Collect all lines from the listing that include the string "smiling".
--------
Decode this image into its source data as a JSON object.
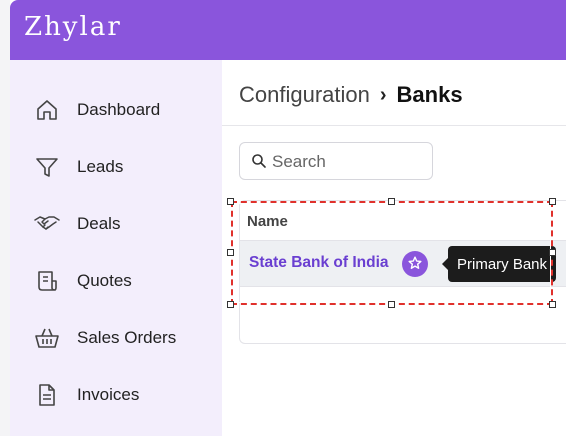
{
  "app": {
    "brand": "Zhylar",
    "accent_color": "#8a55dc",
    "sidebar_bg": "#f3eefc"
  },
  "sidebar": {
    "items": [
      {
        "label": "Dashboard",
        "icon": "home-icon"
      },
      {
        "label": "Leads",
        "icon": "filter-icon"
      },
      {
        "label": "Deals",
        "icon": "handshake-icon"
      },
      {
        "label": "Quotes",
        "icon": "receipt-icon"
      },
      {
        "label": "Sales Orders",
        "icon": "basket-icon"
      },
      {
        "label": "Invoices",
        "icon": "document-icon"
      }
    ]
  },
  "breadcrumb": {
    "root": "Configuration",
    "separator": "›",
    "current": "Banks"
  },
  "search": {
    "placeholder": "Search",
    "value": ""
  },
  "table": {
    "columns": [
      "Name"
    ],
    "rows": [
      {
        "name": "State Bank of India",
        "badge_icon": "star-icon",
        "tooltip": "Primary Bank"
      }
    ]
  },
  "selection": {
    "color": "#e0312c",
    "style": "dashed"
  }
}
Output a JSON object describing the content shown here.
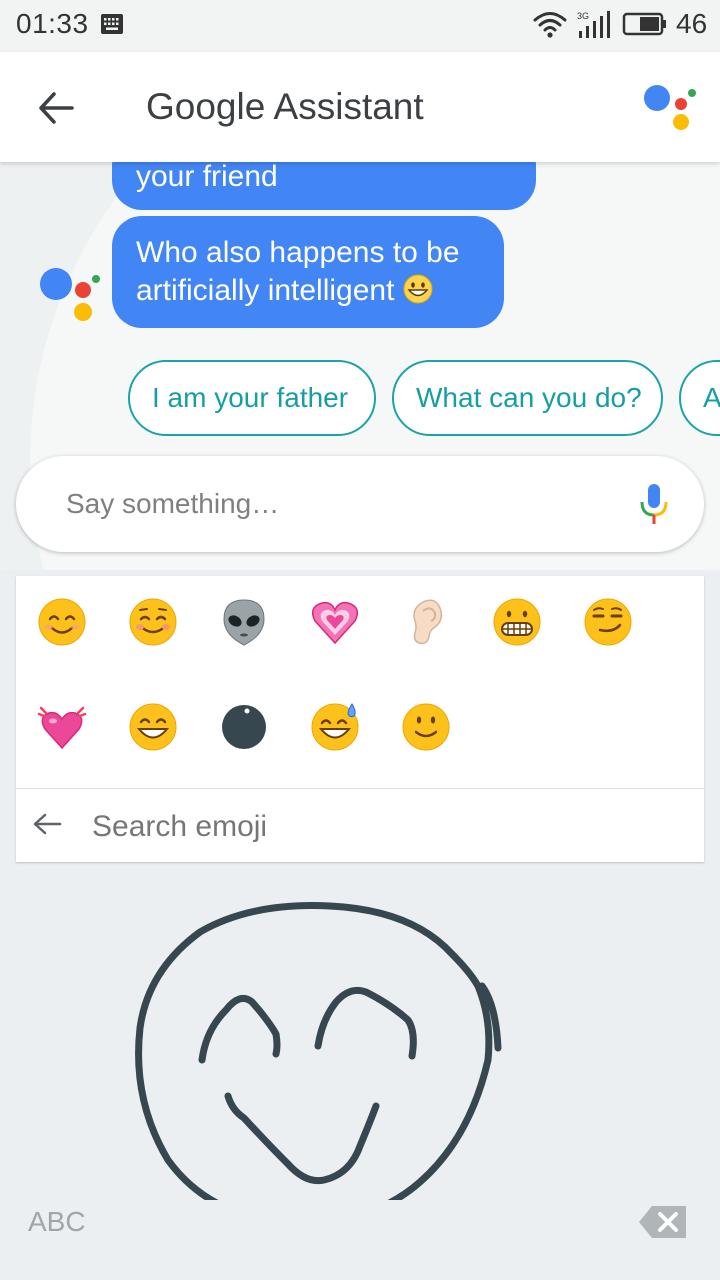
{
  "status_bar": {
    "time": "01:33",
    "network_label": "3G",
    "battery_level": "46"
  },
  "app_bar": {
    "title": "Google Assistant",
    "back_icon": "arrow-back-icon",
    "brand_icon": "google-assistant-dots-icon"
  },
  "conversation": {
    "messages": [
      {
        "sender": "assistant",
        "lines": [
          "your friend"
        ]
      },
      {
        "sender": "assistant",
        "lines": [
          "Who also happens to be",
          "artificially intelligent"
        ],
        "trailing_emoji": "grinning-face"
      }
    ]
  },
  "suggestions": [
    {
      "label": "I am your father"
    },
    {
      "label": "What can you do?"
    },
    {
      "label": "A"
    }
  ],
  "composer": {
    "placeholder": "Say something…",
    "mic_icon": "microphone-icon"
  },
  "emoji_panel": {
    "results": [
      "smiling-face-with-smiling-eyes",
      "smiling-face",
      "alien",
      "growing-heart",
      "ear",
      "grimacing-face",
      "smirking-face",
      "beating-heart",
      "grinning-face-with-smiling-eyes",
      "black-circle",
      "grinning-face-with-sweat",
      "slightly-smiling-face"
    ],
    "search_placeholder": "Search emoji"
  },
  "keyboard": {
    "mode_key_label": "ABC",
    "delete_icon": "backspace-icon"
  },
  "colors": {
    "assistant_bubble": "#4285f4",
    "chip_accent": "#1aa3a8",
    "google_blue": "#4285f4",
    "google_red": "#ea4335",
    "google_yellow": "#fbbc05",
    "google_green": "#34a853",
    "ink": "#37474f"
  }
}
--------
» **Result of the exercise**:
      "smiling-face-with-smiling-eyes",
      "smiling-face",
      "grinning-face-with-smiling-eyes",
      "slightly-smiling-face"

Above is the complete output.